[Dataset entries]
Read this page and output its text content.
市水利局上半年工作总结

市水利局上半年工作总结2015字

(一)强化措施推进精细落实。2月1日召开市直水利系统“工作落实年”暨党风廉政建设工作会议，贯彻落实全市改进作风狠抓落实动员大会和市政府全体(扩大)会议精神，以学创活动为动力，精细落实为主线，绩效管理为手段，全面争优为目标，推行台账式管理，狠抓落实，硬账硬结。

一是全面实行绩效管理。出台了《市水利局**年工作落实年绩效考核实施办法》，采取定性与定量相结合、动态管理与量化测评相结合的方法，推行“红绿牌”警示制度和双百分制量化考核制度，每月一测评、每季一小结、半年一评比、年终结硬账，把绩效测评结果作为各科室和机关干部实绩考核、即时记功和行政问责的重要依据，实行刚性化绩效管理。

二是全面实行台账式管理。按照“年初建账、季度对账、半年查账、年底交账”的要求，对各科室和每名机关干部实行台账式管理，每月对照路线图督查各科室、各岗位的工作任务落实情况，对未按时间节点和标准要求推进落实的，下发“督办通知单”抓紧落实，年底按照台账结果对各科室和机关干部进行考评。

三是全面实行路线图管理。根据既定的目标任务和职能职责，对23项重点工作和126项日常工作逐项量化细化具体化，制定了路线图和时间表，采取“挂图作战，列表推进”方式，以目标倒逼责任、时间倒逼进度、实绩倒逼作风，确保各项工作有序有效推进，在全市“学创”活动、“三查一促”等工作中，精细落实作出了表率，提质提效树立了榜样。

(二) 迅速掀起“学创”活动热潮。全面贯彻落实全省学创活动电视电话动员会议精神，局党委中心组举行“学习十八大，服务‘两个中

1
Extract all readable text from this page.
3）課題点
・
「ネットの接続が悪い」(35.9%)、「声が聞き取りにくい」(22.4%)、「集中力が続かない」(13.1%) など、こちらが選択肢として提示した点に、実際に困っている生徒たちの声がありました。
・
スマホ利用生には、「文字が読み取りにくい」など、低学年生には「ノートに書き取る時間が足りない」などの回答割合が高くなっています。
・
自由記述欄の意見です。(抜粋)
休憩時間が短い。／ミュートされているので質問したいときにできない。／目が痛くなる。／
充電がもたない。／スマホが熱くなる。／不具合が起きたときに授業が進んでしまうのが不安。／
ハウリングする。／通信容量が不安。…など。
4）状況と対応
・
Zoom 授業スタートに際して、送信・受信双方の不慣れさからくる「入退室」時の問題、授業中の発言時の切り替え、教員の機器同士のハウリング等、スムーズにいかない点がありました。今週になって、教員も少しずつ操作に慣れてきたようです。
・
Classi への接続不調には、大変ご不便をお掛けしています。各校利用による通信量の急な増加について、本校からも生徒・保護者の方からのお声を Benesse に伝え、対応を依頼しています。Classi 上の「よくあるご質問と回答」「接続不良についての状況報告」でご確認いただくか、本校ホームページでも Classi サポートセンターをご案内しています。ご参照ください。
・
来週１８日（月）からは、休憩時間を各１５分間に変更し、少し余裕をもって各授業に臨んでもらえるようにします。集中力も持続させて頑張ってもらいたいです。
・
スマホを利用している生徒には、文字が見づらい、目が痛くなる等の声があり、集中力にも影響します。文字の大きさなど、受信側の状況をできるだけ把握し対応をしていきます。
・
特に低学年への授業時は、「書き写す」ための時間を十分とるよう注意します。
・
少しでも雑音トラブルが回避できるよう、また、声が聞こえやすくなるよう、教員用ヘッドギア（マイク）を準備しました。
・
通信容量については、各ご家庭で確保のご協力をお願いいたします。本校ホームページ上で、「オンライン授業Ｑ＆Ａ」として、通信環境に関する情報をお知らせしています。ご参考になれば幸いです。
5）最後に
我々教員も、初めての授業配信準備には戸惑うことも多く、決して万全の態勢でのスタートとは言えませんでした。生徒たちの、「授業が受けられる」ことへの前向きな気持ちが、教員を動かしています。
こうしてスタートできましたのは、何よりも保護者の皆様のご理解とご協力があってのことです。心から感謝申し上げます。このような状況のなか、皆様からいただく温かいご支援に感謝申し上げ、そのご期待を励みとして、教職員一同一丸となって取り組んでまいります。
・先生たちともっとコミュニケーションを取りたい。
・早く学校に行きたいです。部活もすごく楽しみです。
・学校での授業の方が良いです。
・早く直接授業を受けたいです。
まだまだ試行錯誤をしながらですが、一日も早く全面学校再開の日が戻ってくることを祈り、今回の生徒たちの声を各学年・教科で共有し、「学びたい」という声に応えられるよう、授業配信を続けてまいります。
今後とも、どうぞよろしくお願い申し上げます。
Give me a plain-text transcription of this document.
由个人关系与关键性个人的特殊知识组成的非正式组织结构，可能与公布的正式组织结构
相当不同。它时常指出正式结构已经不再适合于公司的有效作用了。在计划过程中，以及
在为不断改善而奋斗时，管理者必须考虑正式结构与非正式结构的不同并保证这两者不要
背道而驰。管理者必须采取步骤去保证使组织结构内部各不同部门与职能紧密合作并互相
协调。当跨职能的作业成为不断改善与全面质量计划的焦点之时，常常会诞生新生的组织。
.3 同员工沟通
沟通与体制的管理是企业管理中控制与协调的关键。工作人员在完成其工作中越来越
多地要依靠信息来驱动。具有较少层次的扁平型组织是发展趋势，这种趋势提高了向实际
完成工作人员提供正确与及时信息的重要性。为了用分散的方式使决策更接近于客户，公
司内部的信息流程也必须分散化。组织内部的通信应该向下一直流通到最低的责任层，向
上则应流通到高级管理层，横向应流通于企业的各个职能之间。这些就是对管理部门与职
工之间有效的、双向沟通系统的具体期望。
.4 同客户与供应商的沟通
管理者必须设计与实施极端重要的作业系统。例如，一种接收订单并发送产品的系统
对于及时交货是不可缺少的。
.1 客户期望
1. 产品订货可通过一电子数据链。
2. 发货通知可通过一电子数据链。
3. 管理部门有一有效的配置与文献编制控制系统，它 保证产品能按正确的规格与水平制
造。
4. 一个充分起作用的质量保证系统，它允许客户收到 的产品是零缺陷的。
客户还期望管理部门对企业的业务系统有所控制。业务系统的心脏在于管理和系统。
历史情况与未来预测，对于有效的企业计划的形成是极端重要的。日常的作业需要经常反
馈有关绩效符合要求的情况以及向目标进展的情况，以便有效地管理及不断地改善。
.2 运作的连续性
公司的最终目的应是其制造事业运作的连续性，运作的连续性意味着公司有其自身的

EXERCISE GOAL »
Search the lines for the string "text" and copy every line that has it.

WORKED SOLUTION »
Read this page and output its text content.
Extract all readable text from this page.
Give me a plain-text transcription of this document.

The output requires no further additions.